TAREA POR REALIZAR → Filtra el listado que sigue y copia cada línea que contenga la cadena "value", teniendo en cuenta mayúsculas y minúsculas.

= = = = = = =

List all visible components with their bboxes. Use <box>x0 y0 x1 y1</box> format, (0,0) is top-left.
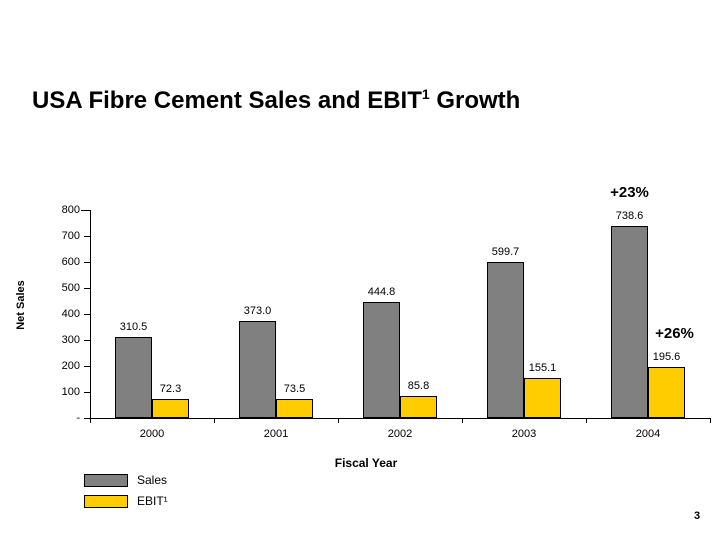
bar-value-label: 85.8 <box>407 380 430 392</box>
y-axis-tick-label: 400 <box>61 308 80 320</box>
y-axis-tick <box>84 418 90 419</box>
slide-title-superscript: 1 <box>421 86 430 102</box>
bar-value-label: 310.5 <box>119 321 148 333</box>
slide-title-main: USA Fibre Cement Sales and EBIT <box>32 87 422 114</box>
sales-bar-2003 <box>487 262 524 418</box>
y-axis-tick-label: - <box>76 412 80 424</box>
x-axis-title: Fiscal Year <box>334 456 398 470</box>
legend-swatch-ebit <box>84 495 128 508</box>
ebit-bar-2003 <box>524 378 561 418</box>
bar-value-label: 738.6 <box>615 210 644 222</box>
y-axis-tick-label: 100 <box>61 386 80 398</box>
y-axis-tick-label: 300 <box>61 334 80 346</box>
y-axis-tick-label: 700 <box>61 230 80 242</box>
ebit-bar-2001 <box>276 399 313 418</box>
ebit-bar-2002 <box>400 396 437 418</box>
y-axis-tick <box>84 262 90 263</box>
slide-title: USA Fibre Cement Sales and EBIT1 Growth <box>32 86 520 115</box>
y-axis-tick <box>84 314 90 315</box>
slide-title-end: Growth <box>436 87 521 114</box>
bar-value-label: 73.5 <box>283 383 306 395</box>
legend-label-ebit: EBIT¹ <box>137 494 168 508</box>
x-axis-tick-label: 2001 <box>263 428 289 440</box>
bar-value-label: 599.7 <box>491 246 520 258</box>
y-axis-tick-label: 800 <box>61 204 80 216</box>
x-axis-tick-label: 2000 <box>139 428 165 440</box>
y-axis-tick <box>84 236 90 237</box>
sales-bar-2002 <box>363 302 400 418</box>
bar-value-label: 373.0 <box>243 305 272 317</box>
y-axis-tick <box>84 340 90 341</box>
x-axis-line <box>90 418 711 419</box>
bar-value-label: 195.6 <box>652 351 681 363</box>
page-number: 3 <box>694 510 701 522</box>
bar-value-label: 444.8 <box>367 286 396 298</box>
y-axis-tick <box>81 210 90 211</box>
x-axis-tick-label: 2004 <box>635 428 661 440</box>
y-axis-tick-label: 500 <box>61 282 80 294</box>
legend-label-sales: Sales <box>137 473 168 487</box>
sales-bar-2004 <box>611 226 648 418</box>
y-axis-tick-label: 200 <box>61 360 80 372</box>
growth-annotation: +26% <box>655 325 694 342</box>
x-axis-tick <box>710 419 711 423</box>
y-axis-tick <box>84 288 90 289</box>
x-axis-tick-label: 2003 <box>511 428 537 440</box>
x-axis-tick <box>462 419 463 423</box>
legend-swatch-sales <box>84 474 128 487</box>
y-axis-tick <box>84 392 90 393</box>
x-axis-tick <box>214 419 215 423</box>
x-axis-tick <box>338 419 339 423</box>
ebit-bar-2000 <box>152 399 189 418</box>
x-axis-tick-label: 2002 <box>387 428 413 440</box>
x-axis-tick <box>90 419 91 423</box>
y-axis-line <box>90 210 91 419</box>
bar-value-label: 72.3 <box>159 383 182 395</box>
y-axis-tick-label: 600 <box>61 256 80 268</box>
sales-bar-2000 <box>115 337 152 418</box>
y-axis-title: Net Sales <box>15 280 27 330</box>
sales-bar-2001 <box>239 321 276 418</box>
x-axis-tick <box>586 419 587 423</box>
growth-annotation: +23% <box>610 184 649 201</box>
bar-value-label: 155.1 <box>528 362 557 374</box>
ebit-bar-2004 <box>648 367 685 418</box>
y-axis-tick <box>84 366 90 367</box>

= = = = = = =

RESPUESTA A CONTINUACIÓN →
bar-value-label: 85.8 <box>407 380 430 392</box>
bar-value-label: 310.5 <box>119 321 148 333</box>
bar-value-label: 738.6 <box>615 210 644 222</box>
bar-value-label: 73.5 <box>283 383 306 395</box>
bar-value-label: 599.7 <box>491 246 520 258</box>
bar-value-label: 373.0 <box>243 305 272 317</box>
bar-value-label: 195.6 <box>652 351 681 363</box>
bar-value-label: 444.8 <box>367 286 396 298</box>
bar-value-label: 72.3 <box>159 383 182 395</box>
bar-value-label: 155.1 <box>528 362 557 374</box>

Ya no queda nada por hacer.